**Task to complete:** All the records that follow need to be reproduced exactly. Omit the images.

(Figure record extracts)

* begin *

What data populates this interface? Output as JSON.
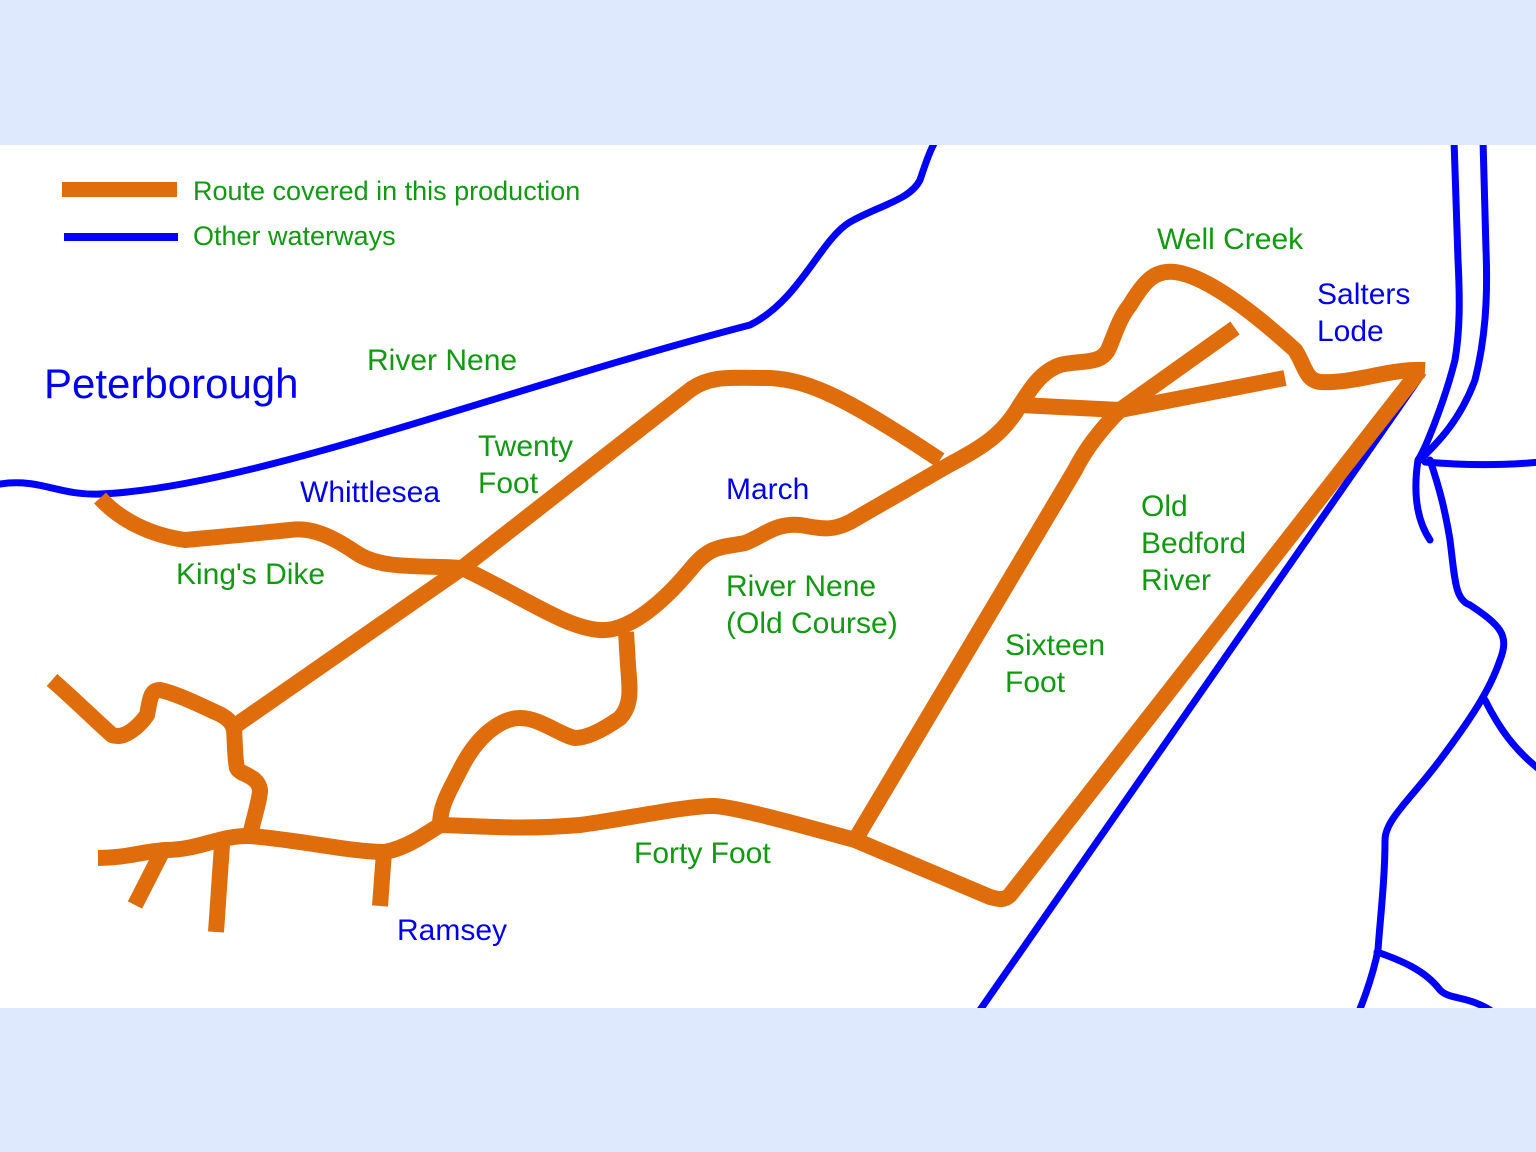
{
  "colors": {
    "background": "#dfe9fd",
    "panel": "#ffffff",
    "route": "#e06d0c",
    "waterway": "#0000ff",
    "waterway_label": "#119911",
    "place_label": "#0000ee"
  },
  "legend": {
    "items": [
      {
        "swatch": "orange-line",
        "label": "Route covered in this production"
      },
      {
        "swatch": "blue-line",
        "label": "Other waterways"
      }
    ]
  },
  "places": {
    "peterborough": "Peterborough",
    "whittlesea": "Whittlesea",
    "march": "March",
    "ramsey": "Ramsey",
    "salters_lode": "Salters\nLode"
  },
  "waterways": {
    "river_nene": "River Nene",
    "twenty_foot": "Twenty\nFoot",
    "kings_dike": "King's Dike",
    "river_nene_old": "River Nene\n(Old Course)",
    "sixteen_foot": "Sixteen\nFoot",
    "old_bedford": "Old\nBedford\nRiver",
    "well_creek": "Well Creek",
    "forty_foot": "Forty Foot"
  }
}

* end *

**Output of the task:**
What data populates this interface? Output as JSON.
{
  "colors": {
    "background": "#dfe9fd",
    "panel": "#ffffff",
    "route": "#e06d0c",
    "waterway": "#0000ff",
    "waterway_label": "#119911",
    "place_label": "#0000ee"
  },
  "legend": {
    "items": [
      {
        "swatch": "orange-line",
        "label": "Route covered in this production"
      },
      {
        "swatch": "blue-line",
        "label": "Other waterways"
      }
    ]
  },
  "places": {
    "peterborough": "Peterborough",
    "whittlesea": "Whittlesea",
    "march": "March",
    "ramsey": "Ramsey",
    "salters_lode": "Salters\nLode"
  },
  "waterways": {
    "river_nene": "River Nene",
    "twenty_foot": "Twenty\nFoot",
    "kings_dike": "King's Dike",
    "river_nene_old": "River Nene\n(Old Course)",
    "sixteen_foot": "Sixteen\nFoot",
    "old_bedford": "Old\nBedford\nRiver",
    "well_creek": "Well Creek",
    "forty_foot": "Forty Foot"
  }
}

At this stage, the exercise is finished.